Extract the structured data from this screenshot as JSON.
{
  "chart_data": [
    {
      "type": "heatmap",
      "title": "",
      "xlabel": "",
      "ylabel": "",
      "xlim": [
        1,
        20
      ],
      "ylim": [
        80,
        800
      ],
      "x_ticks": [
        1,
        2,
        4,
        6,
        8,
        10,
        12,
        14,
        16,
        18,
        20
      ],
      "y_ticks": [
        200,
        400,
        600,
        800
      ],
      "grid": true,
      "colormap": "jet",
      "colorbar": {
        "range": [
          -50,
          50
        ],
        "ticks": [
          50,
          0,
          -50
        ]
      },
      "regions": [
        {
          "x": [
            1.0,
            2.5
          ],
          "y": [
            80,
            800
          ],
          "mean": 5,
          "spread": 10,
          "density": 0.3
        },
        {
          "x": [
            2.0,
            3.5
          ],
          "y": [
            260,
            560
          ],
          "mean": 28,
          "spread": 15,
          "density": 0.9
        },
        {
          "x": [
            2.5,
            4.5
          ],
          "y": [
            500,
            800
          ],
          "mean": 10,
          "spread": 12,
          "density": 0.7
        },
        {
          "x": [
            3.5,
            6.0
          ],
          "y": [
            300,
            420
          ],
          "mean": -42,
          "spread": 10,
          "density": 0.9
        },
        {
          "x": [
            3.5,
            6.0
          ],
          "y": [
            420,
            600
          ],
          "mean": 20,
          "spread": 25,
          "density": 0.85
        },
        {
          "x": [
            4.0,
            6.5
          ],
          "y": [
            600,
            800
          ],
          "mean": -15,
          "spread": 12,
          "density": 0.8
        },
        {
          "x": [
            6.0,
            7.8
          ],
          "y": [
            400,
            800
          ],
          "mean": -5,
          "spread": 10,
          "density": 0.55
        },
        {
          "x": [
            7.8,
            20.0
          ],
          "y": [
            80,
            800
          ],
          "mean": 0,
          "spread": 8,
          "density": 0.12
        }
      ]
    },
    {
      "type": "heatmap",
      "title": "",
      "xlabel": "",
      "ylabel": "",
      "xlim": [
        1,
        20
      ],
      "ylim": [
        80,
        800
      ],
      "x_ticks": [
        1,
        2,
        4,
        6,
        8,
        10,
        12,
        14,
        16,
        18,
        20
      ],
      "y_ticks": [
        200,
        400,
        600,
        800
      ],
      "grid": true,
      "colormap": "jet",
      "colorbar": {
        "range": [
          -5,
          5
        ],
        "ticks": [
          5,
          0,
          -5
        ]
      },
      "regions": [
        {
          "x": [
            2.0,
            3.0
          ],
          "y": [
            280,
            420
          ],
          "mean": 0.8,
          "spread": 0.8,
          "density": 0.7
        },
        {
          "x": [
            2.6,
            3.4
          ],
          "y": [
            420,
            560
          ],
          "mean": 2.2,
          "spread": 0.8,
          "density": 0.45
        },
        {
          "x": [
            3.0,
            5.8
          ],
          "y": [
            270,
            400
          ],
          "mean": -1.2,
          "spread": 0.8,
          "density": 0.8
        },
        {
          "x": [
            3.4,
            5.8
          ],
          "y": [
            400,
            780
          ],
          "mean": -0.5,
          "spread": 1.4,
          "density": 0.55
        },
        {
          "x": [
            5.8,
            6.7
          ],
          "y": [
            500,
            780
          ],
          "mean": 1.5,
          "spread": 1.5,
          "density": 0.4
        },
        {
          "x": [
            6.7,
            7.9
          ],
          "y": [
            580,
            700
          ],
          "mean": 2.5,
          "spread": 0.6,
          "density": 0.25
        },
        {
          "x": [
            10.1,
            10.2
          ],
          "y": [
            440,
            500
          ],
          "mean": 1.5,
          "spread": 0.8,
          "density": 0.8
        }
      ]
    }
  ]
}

+++++

• [Goal]: Each entry above is to be printed again exactly.

• [Solution below]:
Extract the structured data from this screenshot as JSON.
{
  "chart_data": [
    {
      "type": "heatmap",
      "title": "",
      "xlabel": "",
      "ylabel": "",
      "xlim": [
        1,
        20
      ],
      "ylim": [
        80,
        800
      ],
      "x_ticks": [
        1,
        2,
        4,
        6,
        8,
        10,
        12,
        14,
        16,
        18,
        20
      ],
      "y_ticks": [
        200,
        400,
        600,
        800
      ],
      "grid": true,
      "colormap": "jet",
      "colorbar": {
        "range": [
          -50,
          50
        ],
        "ticks": [
          50,
          0,
          -50
        ]
      },
      "regions": [
        {
          "x": [
            1.0,
            2.5
          ],
          "y": [
            80,
            800
          ],
          "mean": 5,
          "spread": 10,
          "density": 0.3
        },
        {
          "x": [
            2.0,
            3.5
          ],
          "y": [
            260,
            560
          ],
          "mean": 28,
          "spread": 15,
          "density": 0.9
        },
        {
          "x": [
            2.5,
            4.5
          ],
          "y": [
            500,
            800
          ],
          "mean": 10,
          "spread": 12,
          "density": 0.7
        },
        {
          "x": [
            3.5,
            6.0
          ],
          "y": [
            300,
            420
          ],
          "mean": -42,
          "spread": 10,
          "density": 0.9
        },
        {
          "x": [
            3.5,
            6.0
          ],
          "y": [
            420,
            600
          ],
          "mean": 20,
          "spread": 25,
          "density": 0.85
        },
        {
          "x": [
            4.0,
            6.5
          ],
          "y": [
            600,
            800
          ],
          "mean": -15,
          "spread": 12,
          "density": 0.8
        },
        {
          "x": [
            6.0,
            7.8
          ],
          "y": [
            400,
            800
          ],
          "mean": -5,
          "spread": 10,
          "density": 0.55
        },
        {
          "x": [
            7.8,
            20.0
          ],
          "y": [
            80,
            800
          ],
          "mean": 0,
          "spread": 8,
          "density": 0.12
        }
      ]
    },
    {
      "type": "heatmap",
      "title": "",
      "xlabel": "",
      "ylabel": "",
      "xlim": [
        1,
        20
      ],
      "ylim": [
        80,
        800
      ],
      "x_ticks": [
        1,
        2,
        4,
        6,
        8,
        10,
        12,
        14,
        16,
        18,
        20
      ],
      "y_ticks": [
        200,
        400,
        600,
        800
      ],
      "grid": true,
      "colormap": "jet",
      "colorbar": {
        "range": [
          -5,
          5
        ],
        "ticks": [
          5,
          0,
          -5
        ]
      },
      "regions": [
        {
          "x": [
            2.0,
            3.0
          ],
          "y": [
            280,
            420
          ],
          "mean": 0.8,
          "spread": 0.8,
          "density": 0.7
        },
        {
          "x": [
            2.6,
            3.4
          ],
          "y": [
            420,
            560
          ],
          "mean": 2.2,
          "spread": 0.8,
          "density": 0.45
        },
        {
          "x": [
            3.0,
            5.8
          ],
          "y": [
            270,
            400
          ],
          "mean": -1.2,
          "spread": 0.8,
          "density": 0.8
        },
        {
          "x": [
            3.4,
            5.8
          ],
          "y": [
            400,
            780
          ],
          "mean": -0.5,
          "spread": 1.4,
          "density": 0.55
        },
        {
          "x": [
            5.8,
            6.7
          ],
          "y": [
            500,
            780
          ],
          "mean": 1.5,
          "spread": 1.5,
          "density": 0.4
        },
        {
          "x": [
            6.7,
            7.9
          ],
          "y": [
            580,
            700
          ],
          "mean": 2.5,
          "spread": 0.6,
          "density": 0.25
        },
        {
          "x": [
            10.1,
            10.2
          ],
          "y": [
            440,
            500
          ],
          "mean": 1.5,
          "spread": 0.8,
          "density": 0.8
        }
      ]
    }
  ]
}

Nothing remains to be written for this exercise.